> WHAT THE EXERCISE ASKS
Copy every entry below character for character, line by line, without changing anything.
>>>
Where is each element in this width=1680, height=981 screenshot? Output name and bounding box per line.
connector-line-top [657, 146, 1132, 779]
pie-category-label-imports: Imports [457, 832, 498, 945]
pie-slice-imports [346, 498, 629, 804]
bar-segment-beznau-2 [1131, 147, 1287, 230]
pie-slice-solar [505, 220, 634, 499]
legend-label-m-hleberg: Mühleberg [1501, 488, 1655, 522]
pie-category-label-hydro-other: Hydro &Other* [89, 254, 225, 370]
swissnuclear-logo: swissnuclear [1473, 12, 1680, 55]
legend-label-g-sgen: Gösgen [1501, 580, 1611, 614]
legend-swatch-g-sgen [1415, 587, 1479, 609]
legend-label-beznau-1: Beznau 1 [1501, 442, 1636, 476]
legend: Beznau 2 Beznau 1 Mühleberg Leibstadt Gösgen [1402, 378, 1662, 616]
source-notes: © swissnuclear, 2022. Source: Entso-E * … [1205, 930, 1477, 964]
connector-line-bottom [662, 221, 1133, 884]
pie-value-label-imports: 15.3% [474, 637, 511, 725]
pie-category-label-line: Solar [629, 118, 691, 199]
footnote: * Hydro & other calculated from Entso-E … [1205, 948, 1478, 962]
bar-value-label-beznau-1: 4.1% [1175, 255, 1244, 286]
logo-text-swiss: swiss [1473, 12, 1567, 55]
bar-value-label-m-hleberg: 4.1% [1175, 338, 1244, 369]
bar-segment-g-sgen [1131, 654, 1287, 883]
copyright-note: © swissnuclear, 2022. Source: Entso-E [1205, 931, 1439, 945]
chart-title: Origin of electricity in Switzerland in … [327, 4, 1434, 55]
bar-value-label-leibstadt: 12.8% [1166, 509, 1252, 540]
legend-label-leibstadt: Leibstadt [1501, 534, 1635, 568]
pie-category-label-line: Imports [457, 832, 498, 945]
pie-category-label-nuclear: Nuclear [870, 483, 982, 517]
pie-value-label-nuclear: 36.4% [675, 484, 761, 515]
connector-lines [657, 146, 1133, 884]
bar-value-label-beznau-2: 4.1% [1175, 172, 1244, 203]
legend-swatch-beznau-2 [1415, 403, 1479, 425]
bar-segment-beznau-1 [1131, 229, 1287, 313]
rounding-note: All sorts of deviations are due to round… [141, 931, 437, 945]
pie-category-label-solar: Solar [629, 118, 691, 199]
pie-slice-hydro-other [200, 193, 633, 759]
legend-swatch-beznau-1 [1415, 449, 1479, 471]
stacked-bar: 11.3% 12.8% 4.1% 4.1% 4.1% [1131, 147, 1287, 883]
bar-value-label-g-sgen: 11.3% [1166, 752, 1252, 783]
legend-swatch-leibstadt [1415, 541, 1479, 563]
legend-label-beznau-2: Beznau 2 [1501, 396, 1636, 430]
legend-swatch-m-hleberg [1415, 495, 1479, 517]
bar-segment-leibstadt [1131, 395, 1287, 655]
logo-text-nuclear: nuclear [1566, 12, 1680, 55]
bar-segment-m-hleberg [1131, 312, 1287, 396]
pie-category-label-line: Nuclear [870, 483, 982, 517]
<<<
> FINISHED TASK
Where is each element in this width=1680, height=981 screenshot? Output name and bounding box per line.
connector-line-top [657, 146, 1132, 779]
pie-category-label-imports: Imports [457, 832, 498, 945]
pie-slice-imports [346, 498, 629, 804]
bar-segment-beznau-2 [1131, 147, 1287, 230]
pie-slice-solar [505, 220, 634, 499]
legend-label-m-hleberg: Mühleberg [1501, 488, 1655, 522]
pie-category-label-hydro-other: Hydro &Other* [89, 254, 225, 370]
swissnuclear-logo: swissnuclear [1473, 12, 1680, 55]
legend-label-g-sgen: Gösgen [1501, 580, 1611, 614]
legend-swatch-g-sgen [1415, 587, 1479, 609]
legend-label-beznau-1: Beznau 1 [1501, 442, 1636, 476]
legend: Beznau 2 Beznau 1 Mühleberg Leibstadt Gösgen [1402, 378, 1662, 616]
source-notes: © swissnuclear, 2022. Source: Entso-E * … [1205, 930, 1477, 964]
connector-line-bottom [662, 221, 1133, 884]
pie-value-label-imports: 15.3% [474, 637, 511, 725]
pie-category-label-line: Solar [629, 118, 691, 199]
footnote: * Hydro & other calculated from Entso-E … [1205, 948, 1478, 962]
bar-value-label-beznau-1: 4.1% [1175, 255, 1244, 286]
logo-text-swiss: swiss [1473, 12, 1567, 55]
bar-value-label-m-hleberg: 4.1% [1175, 338, 1244, 369]
bar-segment-g-sgen [1131, 654, 1287, 883]
copyright-note: © swissnuclear, 2022. Source: Entso-E [1205, 931, 1439, 945]
chart-title: Origin of electricity in Switzerland in … [327, 4, 1434, 55]
bar-value-label-leibstadt: 12.8% [1166, 509, 1252, 540]
legend-label-leibstadt: Leibstadt [1501, 534, 1635, 568]
pie-category-label-line: Imports [457, 832, 498, 945]
pie-category-label-nuclear: Nuclear [870, 483, 982, 517]
pie-value-label-nuclear: 36.4% [675, 484, 761, 515]
connector-lines [657, 146, 1133, 884]
bar-value-label-beznau-2: 4.1% [1175, 172, 1244, 203]
legend-swatch-beznau-2 [1415, 403, 1479, 425]
bar-segment-beznau-1 [1131, 229, 1287, 313]
rounding-note: All sorts of deviations are due to round… [141, 931, 437, 945]
pie-category-label-solar: Solar [629, 118, 691, 199]
pie-slice-hydro-other [200, 193, 633, 759]
legend-swatch-beznau-1 [1415, 449, 1479, 471]
stacked-bar: 11.3% 12.8% 4.1% 4.1% 4.1% [1131, 147, 1287, 883]
bar-value-label-g-sgen: 11.3% [1166, 752, 1252, 783]
legend-swatch-leibstadt [1415, 541, 1479, 563]
legend-label-beznau-2: Beznau 2 [1501, 396, 1636, 430]
legend-swatch-m-hleberg [1415, 495, 1479, 517]
bar-segment-leibstadt [1131, 395, 1287, 655]
logo-text-nuclear: nuclear [1566, 12, 1680, 55]
bar-segment-m-hleberg [1131, 312, 1287, 396]
pie-category-label-line: Nuclear [870, 483, 982, 517]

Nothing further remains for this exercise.